## Exercise objective
Copy out all the lines where "more" shows up.

## Input data
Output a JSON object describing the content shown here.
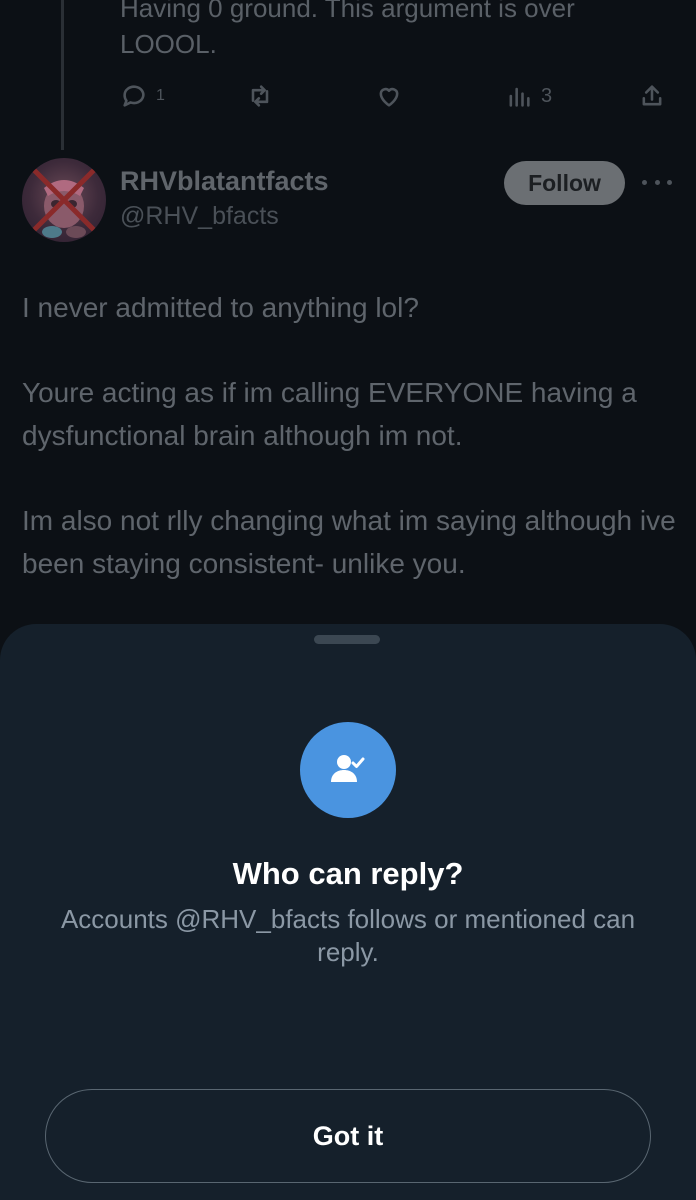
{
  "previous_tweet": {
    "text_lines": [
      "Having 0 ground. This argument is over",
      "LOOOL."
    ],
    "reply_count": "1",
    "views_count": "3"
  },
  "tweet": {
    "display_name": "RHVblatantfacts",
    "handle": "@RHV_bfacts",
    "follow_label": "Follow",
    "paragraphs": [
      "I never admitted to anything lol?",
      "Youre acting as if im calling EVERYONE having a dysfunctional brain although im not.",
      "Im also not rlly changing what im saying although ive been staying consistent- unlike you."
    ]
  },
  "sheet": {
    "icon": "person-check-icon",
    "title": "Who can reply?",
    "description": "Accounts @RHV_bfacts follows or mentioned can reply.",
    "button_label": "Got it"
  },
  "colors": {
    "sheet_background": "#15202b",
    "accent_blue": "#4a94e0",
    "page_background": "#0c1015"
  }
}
---
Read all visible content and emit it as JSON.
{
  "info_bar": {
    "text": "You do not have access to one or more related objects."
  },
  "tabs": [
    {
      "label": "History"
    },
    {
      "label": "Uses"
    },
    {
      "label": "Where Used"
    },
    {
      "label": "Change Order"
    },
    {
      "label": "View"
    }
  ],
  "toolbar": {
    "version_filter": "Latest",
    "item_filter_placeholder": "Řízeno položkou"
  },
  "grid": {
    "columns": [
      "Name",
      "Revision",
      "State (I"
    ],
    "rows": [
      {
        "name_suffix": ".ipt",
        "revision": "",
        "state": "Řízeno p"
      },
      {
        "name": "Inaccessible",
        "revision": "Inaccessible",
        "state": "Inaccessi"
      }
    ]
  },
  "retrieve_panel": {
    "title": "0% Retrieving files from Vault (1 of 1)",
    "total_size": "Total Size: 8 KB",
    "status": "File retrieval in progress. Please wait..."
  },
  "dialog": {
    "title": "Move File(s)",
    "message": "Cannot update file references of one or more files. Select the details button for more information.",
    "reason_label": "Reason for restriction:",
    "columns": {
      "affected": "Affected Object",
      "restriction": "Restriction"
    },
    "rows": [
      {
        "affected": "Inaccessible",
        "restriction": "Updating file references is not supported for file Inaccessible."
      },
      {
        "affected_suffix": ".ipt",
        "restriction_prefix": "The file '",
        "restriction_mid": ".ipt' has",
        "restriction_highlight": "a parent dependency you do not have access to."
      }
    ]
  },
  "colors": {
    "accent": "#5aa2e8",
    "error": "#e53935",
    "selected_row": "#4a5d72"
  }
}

## Solution to the problem
    "text": "You do not have access to one or more related objects."
    "message": "Cannot update file references of one or more files. Select the details button for more information.",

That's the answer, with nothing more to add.